--- PROMPT ---
Repeat each line of the material exactly.

--- DATA LINES ---
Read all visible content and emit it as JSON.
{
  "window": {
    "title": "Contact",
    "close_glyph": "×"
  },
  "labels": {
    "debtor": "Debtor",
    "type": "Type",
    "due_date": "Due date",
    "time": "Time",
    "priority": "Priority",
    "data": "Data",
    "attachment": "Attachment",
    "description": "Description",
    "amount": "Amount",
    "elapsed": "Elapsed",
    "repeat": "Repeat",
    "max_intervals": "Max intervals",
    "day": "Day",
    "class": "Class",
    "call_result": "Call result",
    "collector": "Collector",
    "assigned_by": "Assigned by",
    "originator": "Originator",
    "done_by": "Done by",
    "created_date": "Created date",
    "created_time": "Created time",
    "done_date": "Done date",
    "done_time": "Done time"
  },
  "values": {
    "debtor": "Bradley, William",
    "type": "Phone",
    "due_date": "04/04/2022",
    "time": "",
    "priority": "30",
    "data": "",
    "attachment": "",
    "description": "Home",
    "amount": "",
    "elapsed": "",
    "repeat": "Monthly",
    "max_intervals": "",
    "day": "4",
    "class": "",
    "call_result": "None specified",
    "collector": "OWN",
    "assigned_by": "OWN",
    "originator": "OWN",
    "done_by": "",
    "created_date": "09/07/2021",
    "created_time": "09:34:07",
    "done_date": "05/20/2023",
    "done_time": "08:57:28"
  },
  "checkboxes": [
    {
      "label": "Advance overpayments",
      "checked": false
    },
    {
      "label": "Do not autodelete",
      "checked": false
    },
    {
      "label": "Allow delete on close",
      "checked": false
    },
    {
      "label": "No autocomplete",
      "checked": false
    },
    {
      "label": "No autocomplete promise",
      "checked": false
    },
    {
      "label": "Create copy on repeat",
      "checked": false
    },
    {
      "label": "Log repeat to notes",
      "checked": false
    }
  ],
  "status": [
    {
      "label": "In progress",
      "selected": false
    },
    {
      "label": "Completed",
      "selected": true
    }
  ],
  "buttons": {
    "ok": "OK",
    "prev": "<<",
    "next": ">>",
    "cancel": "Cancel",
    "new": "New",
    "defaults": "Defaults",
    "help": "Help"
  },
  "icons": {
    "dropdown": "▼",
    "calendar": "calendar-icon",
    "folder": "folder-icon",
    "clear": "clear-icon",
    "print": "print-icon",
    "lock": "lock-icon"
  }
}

--- WRITTEN SOLUTION ---
Read all visible content and emit it as JSON.
{
  "window": {
    "title": "Contact",
    "close_glyph": "×"
  },
  "labels": {
    "debtor": "Debtor",
    "type": "Type",
    "due_date": "Due date",
    "time": "Time",
    "priority": "Priority",
    "data": "Data",
    "attachment": "Attachment",
    "description": "Description",
    "amount": "Amount",
    "elapsed": "Elapsed",
    "repeat": "Repeat",
    "max_intervals": "Max intervals",
    "day": "Day",
    "class": "Class",
    "call_result": "Call result",
    "collector": "Collector",
    "assigned_by": "Assigned by",
    "originator": "Originator",
    "done_by": "Done by",
    "created_date": "Created date",
    "created_time": "Created time",
    "done_date": "Done date",
    "done_time": "Done time"
  },
  "values": {
    "debtor": "Bradley, William",
    "type": "Phone",
    "due_date": "04/04/2022",
    "time": "",
    "priority": "30",
    "data": "",
    "attachment": "",
    "description": "Home",
    "amount": "",
    "elapsed": "",
    "repeat": "Monthly",
    "max_intervals": "",
    "day": "4",
    "class": "",
    "call_result": "None specified",
    "collector": "OWN",
    "assigned_by": "OWN",
    "originator": "OWN",
    "done_by": "",
    "created_date": "09/07/2021",
    "created_time": "09:34:07",
    "done_date": "05/20/2023",
    "done_time": "08:57:28"
  },
  "checkboxes": [
    {
      "label": "Advance overpayments",
      "checked": false
    },
    {
      "label": "Do not autodelete",
      "checked": false
    },
    {
      "label": "Allow delete on close",
      "checked": false
    },
    {
      "label": "No autocomplete",
      "checked": false
    },
    {
      "label": "No autocomplete promise",
      "checked": false
    },
    {
      "label": "Create copy on repeat",
      "checked": false
    },
    {
      "label": "Log repeat to notes",
      "checked": false
    }
  ],
  "status": [
    {
      "label": "In progress",
      "selected": false
    },
    {
      "label": "Completed",
      "selected": true
    }
  ],
  "buttons": {
    "ok": "OK",
    "prev": "<<",
    "next": ">>",
    "cancel": "Cancel",
    "new": "New",
    "defaults": "Defaults",
    "help": "Help"
  },
  "icons": {
    "dropdown": "▼",
    "calendar": "calendar-icon",
    "folder": "folder-icon",
    "clear": "clear-icon",
    "print": "print-icon",
    "lock": "lock-icon"
  }
}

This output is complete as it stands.